-- Begin SOURCE DATA --
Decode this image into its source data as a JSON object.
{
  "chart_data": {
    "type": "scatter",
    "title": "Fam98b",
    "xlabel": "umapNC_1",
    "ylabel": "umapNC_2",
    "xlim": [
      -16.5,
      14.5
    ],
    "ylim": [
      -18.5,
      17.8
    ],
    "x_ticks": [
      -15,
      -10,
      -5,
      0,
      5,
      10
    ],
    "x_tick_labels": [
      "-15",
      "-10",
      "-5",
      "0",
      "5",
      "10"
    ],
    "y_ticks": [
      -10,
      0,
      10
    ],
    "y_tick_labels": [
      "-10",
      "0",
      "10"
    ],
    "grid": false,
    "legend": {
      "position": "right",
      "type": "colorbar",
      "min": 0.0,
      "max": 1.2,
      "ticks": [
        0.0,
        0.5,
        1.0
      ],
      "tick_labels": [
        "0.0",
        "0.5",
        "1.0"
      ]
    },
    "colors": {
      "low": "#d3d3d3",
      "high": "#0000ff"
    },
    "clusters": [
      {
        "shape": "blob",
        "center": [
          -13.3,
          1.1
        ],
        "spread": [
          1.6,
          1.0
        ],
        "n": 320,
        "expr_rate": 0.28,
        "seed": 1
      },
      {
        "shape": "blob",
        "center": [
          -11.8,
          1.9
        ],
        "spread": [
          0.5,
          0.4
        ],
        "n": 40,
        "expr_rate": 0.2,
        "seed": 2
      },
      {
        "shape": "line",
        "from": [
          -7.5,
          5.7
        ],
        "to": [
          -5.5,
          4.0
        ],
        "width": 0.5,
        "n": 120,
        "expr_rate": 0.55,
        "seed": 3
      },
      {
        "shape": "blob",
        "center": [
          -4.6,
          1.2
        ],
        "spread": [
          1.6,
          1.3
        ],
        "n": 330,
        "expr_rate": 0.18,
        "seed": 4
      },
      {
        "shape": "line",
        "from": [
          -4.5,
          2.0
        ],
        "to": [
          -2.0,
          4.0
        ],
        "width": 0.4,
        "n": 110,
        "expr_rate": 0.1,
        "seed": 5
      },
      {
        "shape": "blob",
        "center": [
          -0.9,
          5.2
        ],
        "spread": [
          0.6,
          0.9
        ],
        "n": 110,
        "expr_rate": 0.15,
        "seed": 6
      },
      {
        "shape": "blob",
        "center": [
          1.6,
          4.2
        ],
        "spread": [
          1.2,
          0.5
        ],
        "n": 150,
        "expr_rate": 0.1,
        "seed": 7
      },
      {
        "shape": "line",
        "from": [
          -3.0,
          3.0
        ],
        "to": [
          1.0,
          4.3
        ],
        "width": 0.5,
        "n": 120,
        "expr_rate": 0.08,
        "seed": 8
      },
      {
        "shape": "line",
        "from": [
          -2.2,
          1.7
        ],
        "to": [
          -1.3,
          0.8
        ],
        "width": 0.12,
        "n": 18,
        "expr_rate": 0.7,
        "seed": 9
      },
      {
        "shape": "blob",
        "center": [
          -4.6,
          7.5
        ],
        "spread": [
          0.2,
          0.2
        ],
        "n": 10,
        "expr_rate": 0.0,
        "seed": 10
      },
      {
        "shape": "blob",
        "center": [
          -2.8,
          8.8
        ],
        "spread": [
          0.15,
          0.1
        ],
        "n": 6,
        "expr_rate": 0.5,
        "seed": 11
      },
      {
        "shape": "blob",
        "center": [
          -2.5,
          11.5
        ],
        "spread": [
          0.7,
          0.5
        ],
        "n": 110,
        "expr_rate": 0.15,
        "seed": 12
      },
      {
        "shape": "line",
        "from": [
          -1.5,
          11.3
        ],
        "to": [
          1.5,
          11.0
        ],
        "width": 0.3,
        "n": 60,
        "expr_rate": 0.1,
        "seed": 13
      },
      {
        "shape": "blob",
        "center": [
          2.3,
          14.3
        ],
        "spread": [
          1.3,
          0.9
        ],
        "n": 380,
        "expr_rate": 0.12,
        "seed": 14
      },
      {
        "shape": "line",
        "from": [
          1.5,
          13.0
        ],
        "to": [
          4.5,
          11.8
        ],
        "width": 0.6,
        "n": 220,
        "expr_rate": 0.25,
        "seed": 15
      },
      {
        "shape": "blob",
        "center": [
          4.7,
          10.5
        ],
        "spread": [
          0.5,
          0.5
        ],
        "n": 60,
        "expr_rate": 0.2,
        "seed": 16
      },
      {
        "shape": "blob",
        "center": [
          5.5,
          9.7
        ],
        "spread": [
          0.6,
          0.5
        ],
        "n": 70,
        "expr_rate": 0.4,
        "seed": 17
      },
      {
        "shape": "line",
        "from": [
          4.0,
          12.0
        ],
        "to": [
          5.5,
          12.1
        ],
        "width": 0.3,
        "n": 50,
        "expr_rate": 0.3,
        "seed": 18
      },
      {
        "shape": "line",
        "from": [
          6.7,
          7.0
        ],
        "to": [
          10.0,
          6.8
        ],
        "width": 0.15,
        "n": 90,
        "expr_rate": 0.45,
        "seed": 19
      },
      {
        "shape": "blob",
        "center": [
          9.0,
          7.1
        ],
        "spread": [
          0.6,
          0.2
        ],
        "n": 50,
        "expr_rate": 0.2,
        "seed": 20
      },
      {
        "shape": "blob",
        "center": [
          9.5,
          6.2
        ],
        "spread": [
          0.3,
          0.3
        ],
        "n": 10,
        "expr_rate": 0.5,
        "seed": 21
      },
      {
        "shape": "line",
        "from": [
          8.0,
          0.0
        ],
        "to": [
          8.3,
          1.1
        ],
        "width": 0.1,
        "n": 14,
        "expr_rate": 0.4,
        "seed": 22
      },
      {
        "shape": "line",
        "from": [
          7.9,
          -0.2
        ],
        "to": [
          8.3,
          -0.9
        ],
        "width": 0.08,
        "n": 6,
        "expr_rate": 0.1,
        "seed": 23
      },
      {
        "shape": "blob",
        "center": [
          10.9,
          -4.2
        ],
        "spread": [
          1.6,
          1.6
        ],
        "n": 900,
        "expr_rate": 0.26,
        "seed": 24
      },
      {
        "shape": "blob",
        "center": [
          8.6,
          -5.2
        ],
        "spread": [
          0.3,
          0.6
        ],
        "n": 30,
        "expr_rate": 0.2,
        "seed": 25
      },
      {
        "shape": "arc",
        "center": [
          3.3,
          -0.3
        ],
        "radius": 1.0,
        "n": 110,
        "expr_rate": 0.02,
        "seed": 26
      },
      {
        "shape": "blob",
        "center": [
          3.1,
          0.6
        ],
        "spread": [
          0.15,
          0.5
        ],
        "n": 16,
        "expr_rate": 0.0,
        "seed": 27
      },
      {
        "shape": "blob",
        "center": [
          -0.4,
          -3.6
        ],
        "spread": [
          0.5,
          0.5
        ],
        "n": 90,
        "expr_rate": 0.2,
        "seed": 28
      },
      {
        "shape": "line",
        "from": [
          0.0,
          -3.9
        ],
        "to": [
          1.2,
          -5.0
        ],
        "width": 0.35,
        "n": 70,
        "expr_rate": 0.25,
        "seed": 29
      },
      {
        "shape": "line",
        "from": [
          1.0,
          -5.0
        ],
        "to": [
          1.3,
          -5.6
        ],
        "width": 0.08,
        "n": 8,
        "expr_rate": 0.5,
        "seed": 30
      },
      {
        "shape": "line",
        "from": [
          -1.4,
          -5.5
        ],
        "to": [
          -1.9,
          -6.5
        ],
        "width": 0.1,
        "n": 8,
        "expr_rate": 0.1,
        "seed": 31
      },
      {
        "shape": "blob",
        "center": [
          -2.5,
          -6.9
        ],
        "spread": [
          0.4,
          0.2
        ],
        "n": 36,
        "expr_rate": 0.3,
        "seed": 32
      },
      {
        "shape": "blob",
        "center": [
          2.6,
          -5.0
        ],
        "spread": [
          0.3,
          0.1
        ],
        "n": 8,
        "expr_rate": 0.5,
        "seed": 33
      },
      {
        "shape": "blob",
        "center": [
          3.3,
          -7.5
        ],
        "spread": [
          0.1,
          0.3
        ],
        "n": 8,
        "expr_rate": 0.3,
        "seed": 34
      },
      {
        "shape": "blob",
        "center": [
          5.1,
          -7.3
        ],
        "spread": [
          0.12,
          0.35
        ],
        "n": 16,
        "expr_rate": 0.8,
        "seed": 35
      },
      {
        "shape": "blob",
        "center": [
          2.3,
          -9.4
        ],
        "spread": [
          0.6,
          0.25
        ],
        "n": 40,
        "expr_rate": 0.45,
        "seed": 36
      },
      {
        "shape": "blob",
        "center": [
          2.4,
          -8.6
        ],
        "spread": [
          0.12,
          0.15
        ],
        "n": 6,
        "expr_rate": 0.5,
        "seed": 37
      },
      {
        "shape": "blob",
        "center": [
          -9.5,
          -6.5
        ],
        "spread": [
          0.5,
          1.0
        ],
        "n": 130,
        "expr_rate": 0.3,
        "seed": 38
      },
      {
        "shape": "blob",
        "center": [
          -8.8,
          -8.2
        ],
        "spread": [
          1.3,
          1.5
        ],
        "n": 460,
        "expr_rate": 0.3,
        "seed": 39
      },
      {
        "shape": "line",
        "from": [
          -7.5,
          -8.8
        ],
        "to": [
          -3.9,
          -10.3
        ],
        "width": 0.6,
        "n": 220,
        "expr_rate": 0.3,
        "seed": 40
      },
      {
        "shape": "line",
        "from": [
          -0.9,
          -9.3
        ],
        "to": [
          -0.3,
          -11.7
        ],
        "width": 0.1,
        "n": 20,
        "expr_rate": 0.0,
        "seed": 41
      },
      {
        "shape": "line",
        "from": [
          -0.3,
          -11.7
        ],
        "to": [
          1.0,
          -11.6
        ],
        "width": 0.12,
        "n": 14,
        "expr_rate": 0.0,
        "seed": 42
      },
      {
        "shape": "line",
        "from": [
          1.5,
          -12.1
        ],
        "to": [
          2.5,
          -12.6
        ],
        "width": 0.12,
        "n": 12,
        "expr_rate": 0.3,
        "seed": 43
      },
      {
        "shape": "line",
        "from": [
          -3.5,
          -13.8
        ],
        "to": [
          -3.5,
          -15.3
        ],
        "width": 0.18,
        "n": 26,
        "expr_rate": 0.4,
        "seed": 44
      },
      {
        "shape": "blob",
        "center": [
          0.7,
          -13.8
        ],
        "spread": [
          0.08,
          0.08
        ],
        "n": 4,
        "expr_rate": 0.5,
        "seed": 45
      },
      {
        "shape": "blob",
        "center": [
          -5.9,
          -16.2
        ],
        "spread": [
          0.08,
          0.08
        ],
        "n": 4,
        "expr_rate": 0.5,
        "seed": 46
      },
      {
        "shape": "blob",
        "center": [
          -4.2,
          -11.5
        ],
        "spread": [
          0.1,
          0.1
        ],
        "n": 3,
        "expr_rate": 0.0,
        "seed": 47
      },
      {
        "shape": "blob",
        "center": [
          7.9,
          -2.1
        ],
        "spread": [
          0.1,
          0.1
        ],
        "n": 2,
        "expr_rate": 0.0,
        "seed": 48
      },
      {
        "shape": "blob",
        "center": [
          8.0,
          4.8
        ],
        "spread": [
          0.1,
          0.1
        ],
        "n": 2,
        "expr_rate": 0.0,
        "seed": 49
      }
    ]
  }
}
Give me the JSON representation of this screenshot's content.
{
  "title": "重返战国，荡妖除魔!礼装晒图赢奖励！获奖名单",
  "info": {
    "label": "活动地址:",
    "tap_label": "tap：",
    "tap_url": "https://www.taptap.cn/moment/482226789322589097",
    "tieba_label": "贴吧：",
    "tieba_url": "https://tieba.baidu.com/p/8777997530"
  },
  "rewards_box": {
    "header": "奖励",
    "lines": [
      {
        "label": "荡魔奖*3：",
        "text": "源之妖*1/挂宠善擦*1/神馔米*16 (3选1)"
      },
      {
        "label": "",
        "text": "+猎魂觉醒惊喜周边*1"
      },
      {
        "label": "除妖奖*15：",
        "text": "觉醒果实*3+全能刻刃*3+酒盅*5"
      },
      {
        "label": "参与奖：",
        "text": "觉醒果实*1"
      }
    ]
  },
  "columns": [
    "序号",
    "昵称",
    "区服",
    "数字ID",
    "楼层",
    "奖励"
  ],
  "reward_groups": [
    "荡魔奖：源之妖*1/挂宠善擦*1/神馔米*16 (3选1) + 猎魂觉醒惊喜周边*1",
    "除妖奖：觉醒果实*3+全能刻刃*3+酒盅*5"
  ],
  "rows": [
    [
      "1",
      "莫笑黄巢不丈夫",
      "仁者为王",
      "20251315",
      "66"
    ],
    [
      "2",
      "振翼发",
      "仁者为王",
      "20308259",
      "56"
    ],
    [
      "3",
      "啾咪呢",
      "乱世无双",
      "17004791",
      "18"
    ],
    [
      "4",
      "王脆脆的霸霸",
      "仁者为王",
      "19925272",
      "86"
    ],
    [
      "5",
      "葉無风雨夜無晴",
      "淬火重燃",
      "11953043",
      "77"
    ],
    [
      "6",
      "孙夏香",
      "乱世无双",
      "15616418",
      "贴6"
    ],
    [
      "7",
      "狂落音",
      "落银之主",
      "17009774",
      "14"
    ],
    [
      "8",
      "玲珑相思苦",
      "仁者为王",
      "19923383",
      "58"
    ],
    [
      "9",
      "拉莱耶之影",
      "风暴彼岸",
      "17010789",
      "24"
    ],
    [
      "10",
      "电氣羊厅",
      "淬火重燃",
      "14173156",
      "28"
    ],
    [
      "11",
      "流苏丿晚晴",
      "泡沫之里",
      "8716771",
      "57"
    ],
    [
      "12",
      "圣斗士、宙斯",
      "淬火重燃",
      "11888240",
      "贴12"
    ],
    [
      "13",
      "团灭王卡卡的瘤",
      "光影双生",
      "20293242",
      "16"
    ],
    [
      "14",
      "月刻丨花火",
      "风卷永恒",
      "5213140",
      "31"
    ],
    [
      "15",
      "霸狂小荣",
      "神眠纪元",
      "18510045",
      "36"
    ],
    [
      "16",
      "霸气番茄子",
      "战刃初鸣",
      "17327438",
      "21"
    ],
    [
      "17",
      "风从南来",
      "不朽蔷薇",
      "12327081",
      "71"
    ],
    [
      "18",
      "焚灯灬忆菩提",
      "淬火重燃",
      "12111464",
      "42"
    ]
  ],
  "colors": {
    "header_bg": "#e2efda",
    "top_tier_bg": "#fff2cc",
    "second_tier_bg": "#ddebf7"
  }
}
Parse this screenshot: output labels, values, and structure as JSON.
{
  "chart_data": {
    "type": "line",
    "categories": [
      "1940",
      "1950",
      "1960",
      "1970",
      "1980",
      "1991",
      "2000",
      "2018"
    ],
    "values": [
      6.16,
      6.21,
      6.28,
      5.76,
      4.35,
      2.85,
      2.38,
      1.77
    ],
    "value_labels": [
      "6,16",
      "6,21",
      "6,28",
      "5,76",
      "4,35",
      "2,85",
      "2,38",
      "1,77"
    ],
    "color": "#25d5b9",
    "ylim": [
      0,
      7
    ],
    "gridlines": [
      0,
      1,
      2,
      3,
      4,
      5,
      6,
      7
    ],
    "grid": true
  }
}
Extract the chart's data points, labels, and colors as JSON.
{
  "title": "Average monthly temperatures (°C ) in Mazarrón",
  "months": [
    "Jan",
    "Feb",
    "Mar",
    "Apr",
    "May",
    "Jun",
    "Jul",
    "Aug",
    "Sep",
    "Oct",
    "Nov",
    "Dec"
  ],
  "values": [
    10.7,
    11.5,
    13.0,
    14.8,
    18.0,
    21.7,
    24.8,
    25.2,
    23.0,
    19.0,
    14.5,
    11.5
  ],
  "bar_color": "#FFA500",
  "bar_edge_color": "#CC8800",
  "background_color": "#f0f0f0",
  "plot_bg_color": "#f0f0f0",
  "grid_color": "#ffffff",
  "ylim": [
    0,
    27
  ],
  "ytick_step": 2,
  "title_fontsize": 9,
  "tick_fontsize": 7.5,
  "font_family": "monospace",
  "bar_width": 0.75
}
-- End SOURCE DATA --
> _TASK_: Each line that holds the word "挂宠善擦" is to be copied.

> _RESULT OF THIS TASK_:
        "text": "源之妖*1/挂宠善擦*1/神馔米*16 (3选1)"
    "荡魔奖：源之妖*1/挂宠善擦*1/神馔米*16 (3选1) + 猎魂觉醒惊喜周边*1",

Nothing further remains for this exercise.